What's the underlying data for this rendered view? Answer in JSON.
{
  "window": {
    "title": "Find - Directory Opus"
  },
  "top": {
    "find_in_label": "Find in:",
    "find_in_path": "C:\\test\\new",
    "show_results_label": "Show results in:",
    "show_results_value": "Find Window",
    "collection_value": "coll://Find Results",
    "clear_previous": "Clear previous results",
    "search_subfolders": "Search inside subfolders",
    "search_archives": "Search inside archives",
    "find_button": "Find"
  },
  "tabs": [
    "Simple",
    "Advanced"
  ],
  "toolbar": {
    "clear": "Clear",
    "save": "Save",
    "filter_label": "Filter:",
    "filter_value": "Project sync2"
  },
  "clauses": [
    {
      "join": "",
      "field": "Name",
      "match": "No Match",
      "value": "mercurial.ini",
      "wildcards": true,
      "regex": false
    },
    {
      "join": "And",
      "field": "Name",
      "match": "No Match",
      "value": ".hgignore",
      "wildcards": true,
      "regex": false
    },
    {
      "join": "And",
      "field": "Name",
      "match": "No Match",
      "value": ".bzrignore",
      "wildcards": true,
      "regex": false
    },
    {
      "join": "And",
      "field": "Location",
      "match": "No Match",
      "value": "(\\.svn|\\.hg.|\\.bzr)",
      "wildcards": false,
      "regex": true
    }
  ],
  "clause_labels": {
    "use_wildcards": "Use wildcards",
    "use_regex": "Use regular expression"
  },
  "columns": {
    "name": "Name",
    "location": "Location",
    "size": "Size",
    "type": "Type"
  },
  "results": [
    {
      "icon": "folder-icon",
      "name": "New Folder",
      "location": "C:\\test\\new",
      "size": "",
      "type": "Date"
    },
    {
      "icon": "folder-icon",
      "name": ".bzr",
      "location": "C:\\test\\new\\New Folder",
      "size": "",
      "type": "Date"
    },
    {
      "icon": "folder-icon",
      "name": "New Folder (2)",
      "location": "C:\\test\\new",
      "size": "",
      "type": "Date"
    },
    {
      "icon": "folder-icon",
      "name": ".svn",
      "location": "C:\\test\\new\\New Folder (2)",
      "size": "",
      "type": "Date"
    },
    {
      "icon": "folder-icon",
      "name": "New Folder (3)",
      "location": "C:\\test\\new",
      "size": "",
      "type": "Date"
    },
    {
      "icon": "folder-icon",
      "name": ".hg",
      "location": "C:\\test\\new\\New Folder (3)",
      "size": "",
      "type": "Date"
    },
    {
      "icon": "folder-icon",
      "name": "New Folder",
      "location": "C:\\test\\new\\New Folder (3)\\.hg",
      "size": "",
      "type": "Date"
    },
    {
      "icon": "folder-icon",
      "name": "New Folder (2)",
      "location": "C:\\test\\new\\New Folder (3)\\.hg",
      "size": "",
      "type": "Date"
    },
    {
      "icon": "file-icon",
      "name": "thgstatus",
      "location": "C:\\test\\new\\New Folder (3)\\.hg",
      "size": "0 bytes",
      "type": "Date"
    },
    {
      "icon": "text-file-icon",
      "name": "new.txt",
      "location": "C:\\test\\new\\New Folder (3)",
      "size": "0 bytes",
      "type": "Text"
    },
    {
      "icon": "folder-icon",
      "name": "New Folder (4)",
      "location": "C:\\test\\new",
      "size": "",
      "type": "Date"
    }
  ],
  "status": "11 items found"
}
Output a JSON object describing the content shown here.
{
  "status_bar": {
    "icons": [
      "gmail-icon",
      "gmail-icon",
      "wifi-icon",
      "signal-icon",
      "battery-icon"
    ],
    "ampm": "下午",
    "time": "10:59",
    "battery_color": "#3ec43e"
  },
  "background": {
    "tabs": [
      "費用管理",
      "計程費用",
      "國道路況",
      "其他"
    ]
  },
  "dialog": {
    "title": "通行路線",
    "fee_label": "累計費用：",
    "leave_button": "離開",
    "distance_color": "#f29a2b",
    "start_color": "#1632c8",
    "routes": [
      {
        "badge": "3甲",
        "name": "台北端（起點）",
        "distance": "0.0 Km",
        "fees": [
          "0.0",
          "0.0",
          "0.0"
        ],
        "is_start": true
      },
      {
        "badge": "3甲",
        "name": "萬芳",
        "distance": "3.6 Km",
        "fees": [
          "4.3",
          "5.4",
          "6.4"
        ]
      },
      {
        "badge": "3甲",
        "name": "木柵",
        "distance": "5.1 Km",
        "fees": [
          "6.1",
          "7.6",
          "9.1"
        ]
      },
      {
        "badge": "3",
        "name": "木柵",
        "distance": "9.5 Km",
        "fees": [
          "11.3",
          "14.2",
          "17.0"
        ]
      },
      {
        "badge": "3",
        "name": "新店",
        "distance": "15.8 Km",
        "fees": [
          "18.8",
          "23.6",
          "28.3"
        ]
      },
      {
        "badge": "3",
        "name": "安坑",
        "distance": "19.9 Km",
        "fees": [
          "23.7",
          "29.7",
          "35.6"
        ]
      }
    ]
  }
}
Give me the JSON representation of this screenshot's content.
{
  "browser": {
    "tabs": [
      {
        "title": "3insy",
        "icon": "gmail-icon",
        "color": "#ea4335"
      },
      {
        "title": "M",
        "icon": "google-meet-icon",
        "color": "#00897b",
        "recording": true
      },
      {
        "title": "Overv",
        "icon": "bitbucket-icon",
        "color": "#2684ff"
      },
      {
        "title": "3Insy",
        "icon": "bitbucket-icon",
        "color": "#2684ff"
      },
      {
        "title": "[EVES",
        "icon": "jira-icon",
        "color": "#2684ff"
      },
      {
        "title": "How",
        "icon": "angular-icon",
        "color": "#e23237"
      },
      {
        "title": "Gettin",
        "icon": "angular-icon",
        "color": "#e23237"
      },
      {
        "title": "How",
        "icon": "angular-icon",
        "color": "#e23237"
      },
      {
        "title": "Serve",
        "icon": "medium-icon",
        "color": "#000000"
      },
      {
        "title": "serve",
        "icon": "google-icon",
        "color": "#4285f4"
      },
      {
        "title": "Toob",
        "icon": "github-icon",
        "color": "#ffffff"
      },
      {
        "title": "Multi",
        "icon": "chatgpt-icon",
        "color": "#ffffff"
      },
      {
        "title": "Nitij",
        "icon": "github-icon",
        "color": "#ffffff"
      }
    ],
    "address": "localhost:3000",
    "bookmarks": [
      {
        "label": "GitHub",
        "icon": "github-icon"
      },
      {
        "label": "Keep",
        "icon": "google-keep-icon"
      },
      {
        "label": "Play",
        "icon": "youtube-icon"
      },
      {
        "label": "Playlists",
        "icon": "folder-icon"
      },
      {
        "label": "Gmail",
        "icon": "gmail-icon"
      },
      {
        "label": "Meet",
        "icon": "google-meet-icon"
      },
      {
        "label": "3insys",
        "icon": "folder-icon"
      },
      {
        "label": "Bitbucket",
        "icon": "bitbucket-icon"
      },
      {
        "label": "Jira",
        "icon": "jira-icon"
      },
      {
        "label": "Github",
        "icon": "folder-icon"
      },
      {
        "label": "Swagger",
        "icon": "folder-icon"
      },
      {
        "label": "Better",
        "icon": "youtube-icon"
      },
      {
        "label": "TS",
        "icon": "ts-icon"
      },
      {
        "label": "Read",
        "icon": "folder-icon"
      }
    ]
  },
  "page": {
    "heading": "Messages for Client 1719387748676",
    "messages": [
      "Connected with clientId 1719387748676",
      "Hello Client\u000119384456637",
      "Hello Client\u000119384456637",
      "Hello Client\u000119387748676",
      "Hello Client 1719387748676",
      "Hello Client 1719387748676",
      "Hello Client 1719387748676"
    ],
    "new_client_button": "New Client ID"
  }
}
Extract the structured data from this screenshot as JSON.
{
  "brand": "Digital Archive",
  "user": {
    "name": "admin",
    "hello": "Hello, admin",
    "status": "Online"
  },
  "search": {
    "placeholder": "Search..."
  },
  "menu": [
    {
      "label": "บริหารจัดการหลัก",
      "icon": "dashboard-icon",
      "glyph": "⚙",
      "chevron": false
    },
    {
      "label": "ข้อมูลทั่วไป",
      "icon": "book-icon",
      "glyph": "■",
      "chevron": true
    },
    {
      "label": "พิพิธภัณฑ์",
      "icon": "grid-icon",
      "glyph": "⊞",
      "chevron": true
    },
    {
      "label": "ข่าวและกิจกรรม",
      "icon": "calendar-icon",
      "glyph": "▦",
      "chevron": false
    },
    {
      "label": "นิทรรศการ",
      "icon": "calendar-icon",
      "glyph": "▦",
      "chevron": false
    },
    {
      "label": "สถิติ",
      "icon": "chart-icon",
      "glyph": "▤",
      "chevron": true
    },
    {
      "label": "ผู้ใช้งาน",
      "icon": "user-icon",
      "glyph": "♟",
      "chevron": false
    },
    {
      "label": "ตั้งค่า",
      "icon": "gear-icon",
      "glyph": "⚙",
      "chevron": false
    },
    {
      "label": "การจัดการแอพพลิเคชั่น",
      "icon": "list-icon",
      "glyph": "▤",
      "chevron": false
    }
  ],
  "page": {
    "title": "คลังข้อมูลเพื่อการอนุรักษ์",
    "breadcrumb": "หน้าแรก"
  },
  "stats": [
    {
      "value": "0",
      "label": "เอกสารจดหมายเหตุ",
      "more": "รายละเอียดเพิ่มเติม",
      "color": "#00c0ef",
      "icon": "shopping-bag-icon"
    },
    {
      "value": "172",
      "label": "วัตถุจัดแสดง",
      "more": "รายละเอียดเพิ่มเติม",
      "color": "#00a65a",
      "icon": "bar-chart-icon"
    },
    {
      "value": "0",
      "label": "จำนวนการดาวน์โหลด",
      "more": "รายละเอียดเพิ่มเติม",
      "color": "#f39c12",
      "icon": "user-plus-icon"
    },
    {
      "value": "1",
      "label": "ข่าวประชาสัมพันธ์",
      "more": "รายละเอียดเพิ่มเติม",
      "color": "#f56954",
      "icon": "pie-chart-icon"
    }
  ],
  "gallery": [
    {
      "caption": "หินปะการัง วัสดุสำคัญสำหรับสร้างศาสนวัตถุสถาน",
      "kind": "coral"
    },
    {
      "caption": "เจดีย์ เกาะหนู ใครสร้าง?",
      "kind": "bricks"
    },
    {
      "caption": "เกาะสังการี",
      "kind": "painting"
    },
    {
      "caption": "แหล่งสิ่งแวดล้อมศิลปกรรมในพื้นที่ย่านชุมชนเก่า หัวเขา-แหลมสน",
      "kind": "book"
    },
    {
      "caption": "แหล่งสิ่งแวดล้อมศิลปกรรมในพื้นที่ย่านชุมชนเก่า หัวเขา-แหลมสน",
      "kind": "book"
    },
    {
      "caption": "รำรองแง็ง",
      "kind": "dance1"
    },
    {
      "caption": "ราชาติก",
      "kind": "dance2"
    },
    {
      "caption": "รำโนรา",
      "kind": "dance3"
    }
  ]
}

******

- **WORK TO BE COMPLETED**
Locate the string "content" in the listing above and copy every line where it occurs.

- **OUTPUT OF THE TASK**
Output a JSON object describing the content shown here.
Give me the JSON representation of this screenshot's content.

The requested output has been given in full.